DATA LISTING
------------
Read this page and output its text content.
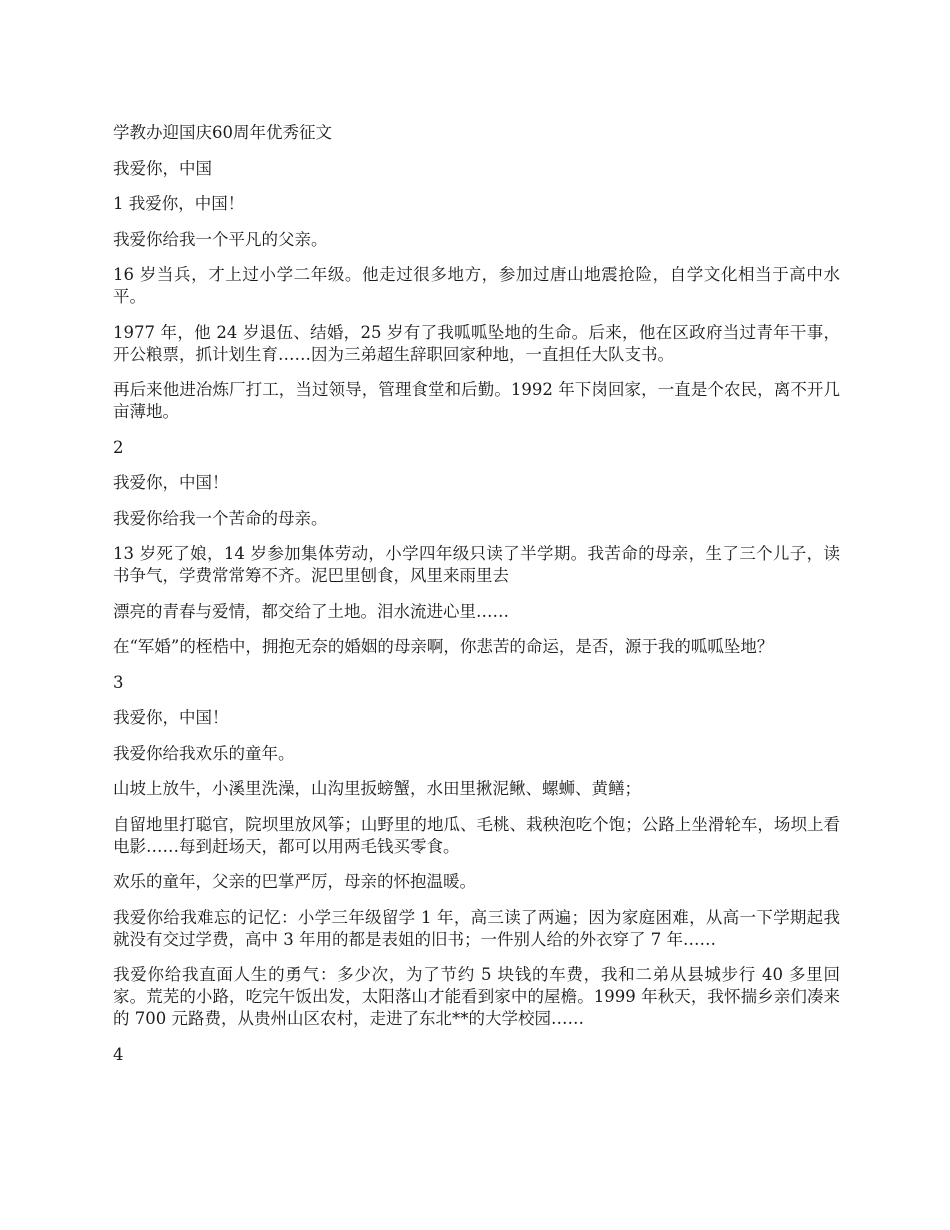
学教办迎国庆60周年优秀征文

我爱你，中国

1 我爱你，中国！

我爱你给我一个平凡的父亲。

16 岁当兵，才上过小学二年级。他走过很多地方，参加过唐山地震抢险，自学文化相当于高中水平。

1977 年，他 24 岁退伍、结婚，25 岁有了我呱呱坠地的生命。后来，他在区政府当过青年干事，开公粮票，抓计划生育……因为三弟超生辞职回家种地，一直担任大队支书。

再后来他进冶炼厂打工，当过领导，管理食堂和后勤。1992 年下岗回家，一直是个农民，离不开几亩薄地。

2

我爱你，中国！

我爱你给我一个苦命的母亲。

13 岁死了娘，14 岁参加集体劳动，小学四年级只读了半学期。我苦命的母亲，生了三个儿子，读书争气，学费常常筹不齐。泥巴里刨食，风里来雨里去

漂亮的青春与爱情，都交给了土地。泪水流进心里……

在“军婚”的桎梏中，拥抱无奈的婚姻的母亲啊，你悲苦的命运，是否，源于我的呱呱坠地？

3

我爱你，中国！

我爱你给我欢乐的童年。

山坡上放牛，小溪里洗澡，山沟里扳螃蟹，水田里揪泥鳅、螺蛳、黄鳝；

自留地里打聪官，院坝里放风筝；山野里的地瓜、毛桃、栽秧泡吃个饱；公路上坐滑轮车，场坝上看电影……每到赶场天，都可以用两毛钱买零食。

欢乐的童年，父亲的巴掌严厉，母亲的怀抱温暖。

我爱你给我难忘的记忆：小学三年级留学 1 年，高三读了两遍；因为家庭困难，从高一下学期起我就没有交过学费，高中 3 年用的都是表姐的旧书；一件别人给的外衣穿了 7 年……

我爱你给我直面人生的勇气：多少次，为了节约 5 块钱的车费，我和二弟从县城步行 40 多里回家。荒芜的小路，吃完午饭出发，太阳落山才能看到家中的屋檐。1999 年秋天，我怀揣乡亲们凑来的 700 元路费，从贵州山区农村，走进了东北**的大学校园……

4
------------
WHAT YOU ARE ASKED TO DO
Every record above should be transcribed exactly; the pictures stay out of the copy.

OUTPUT FOR THIS EXERCISE
Read this page and output its text content.
学教办迎国庆60周年优秀征文

我爱你，中国

1 我爱你，中国！

我爱你给我一个平凡的父亲。

16 岁当兵，才上过小学二年级。他走过很多地方，参加过唐山地震抢险，自学文化相当于高中水平。

1977 年，他 24 岁退伍、结婚，25 岁有了我呱呱坠地的生命。后来，他在区政府当过青年干事，开公粮票，抓计划生育……因为三弟超生辞职回家种地，一直担任大队支书。

再后来他进冶炼厂打工，当过领导，管理食堂和后勤。1992 年下岗回家，一直是个农民，离不开几亩薄地。

2

我爱你，中国！

我爱你给我一个苦命的母亲。

13 岁死了娘，14 岁参加集体劳动，小学四年级只读了半学期。我苦命的母亲，生了三个儿子，读书争气，学费常常筹不齐。泥巴里刨食，风里来雨里去

漂亮的青春与爱情，都交给了土地。泪水流进心里……

在“军婚”的桎梏中，拥抱无奈的婚姻的母亲啊，你悲苦的命运，是否，源于我的呱呱坠地？

3

我爱你，中国！

我爱你给我欢乐的童年。

山坡上放牛，小溪里洗澡，山沟里扳螃蟹，水田里揪泥鳅、螺蛳、黄鳝；

自留地里打聪官，院坝里放风筝；山野里的地瓜、毛桃、栽秧泡吃个饱；公路上坐滑轮车，场坝上看电影……每到赶场天，都可以用两毛钱买零食。

欢乐的童年，父亲的巴掌严厉，母亲的怀抱温暖。

我爱你给我难忘的记忆：小学三年级留学 1 年，高三读了两遍；因为家庭困难，从高一下学期起我就没有交过学费，高中 3 年用的都是表姐的旧书；一件别人给的外衣穿了 7 年……

我爱你给我直面人生的勇气：多少次，为了节约 5 块钱的车费，我和二弟从县城步行 40 多里回家。荒芜的小路，吃完午饭出发，太阳落山才能看到家中的屋檐。1999 年秋天，我怀揣乡亲们凑来的 700 元路费，从贵州山区农村，走进了东北**的大学校园……

4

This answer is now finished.